▸ **Data entries**
Begin
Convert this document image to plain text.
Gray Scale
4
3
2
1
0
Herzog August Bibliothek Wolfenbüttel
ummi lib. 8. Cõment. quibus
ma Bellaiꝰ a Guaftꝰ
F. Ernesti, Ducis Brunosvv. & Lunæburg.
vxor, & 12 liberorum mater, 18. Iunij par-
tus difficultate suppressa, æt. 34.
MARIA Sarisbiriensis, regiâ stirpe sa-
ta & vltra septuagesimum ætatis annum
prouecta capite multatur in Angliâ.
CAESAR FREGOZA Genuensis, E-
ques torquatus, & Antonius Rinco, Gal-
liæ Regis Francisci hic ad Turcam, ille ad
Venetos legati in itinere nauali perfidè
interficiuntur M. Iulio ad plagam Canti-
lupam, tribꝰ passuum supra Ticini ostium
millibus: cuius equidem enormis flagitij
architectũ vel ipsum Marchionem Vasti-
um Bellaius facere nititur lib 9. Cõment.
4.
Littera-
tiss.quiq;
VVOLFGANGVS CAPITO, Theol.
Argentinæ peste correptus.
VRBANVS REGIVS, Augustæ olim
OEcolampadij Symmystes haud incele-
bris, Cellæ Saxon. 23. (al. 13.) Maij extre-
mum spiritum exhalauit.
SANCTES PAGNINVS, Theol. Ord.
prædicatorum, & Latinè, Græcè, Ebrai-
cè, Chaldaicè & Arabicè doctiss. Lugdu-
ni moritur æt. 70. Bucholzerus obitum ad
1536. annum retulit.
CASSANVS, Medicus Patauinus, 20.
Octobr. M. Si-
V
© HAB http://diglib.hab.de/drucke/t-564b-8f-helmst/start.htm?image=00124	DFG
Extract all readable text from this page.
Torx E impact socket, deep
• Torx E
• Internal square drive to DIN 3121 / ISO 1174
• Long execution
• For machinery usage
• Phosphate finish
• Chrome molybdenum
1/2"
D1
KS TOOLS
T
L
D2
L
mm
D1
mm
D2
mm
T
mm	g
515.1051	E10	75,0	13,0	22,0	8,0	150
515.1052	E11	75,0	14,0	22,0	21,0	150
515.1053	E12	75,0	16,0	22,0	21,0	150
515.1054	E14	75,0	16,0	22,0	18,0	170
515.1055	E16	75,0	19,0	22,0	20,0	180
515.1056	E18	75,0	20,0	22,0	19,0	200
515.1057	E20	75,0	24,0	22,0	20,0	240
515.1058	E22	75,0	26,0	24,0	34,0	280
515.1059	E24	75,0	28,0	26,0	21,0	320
End
▸ **To be done**
Above are the records; copy exactly the lines from the one with "Extract all readable text from this page." through the final line.

▸ **Expected output**
Extract all readable text from this page.
Torx E impact socket, deep
• Torx E
• Internal square drive to DIN 3121 / ISO 1174
• Long execution
• For machinery usage
• Phosphate finish
• Chrome molybdenum
1/2"
D1
KS TOOLS
T
L
D2
L
mm
D1
mm
D2
mm
T
mm	g
515.1051	E10	75,0	13,0	22,0	8,0	150
515.1052	E11	75,0	14,0	22,0	21,0	150
515.1053	E12	75,0	16,0	22,0	21,0	150
515.1054	E14	75,0	16,0	22,0	18,0	170
515.1055	E16	75,0	19,0	22,0	20,0	180
515.1056	E18	75,0	20,0	22,0	19,0	200
515.1057	E20	75,0	24,0	22,0	20,0	240
515.1058	E22	75,0	26,0	24,0	34,0	280
515.1059	E24	75,0	28,0	26,0	21,0	320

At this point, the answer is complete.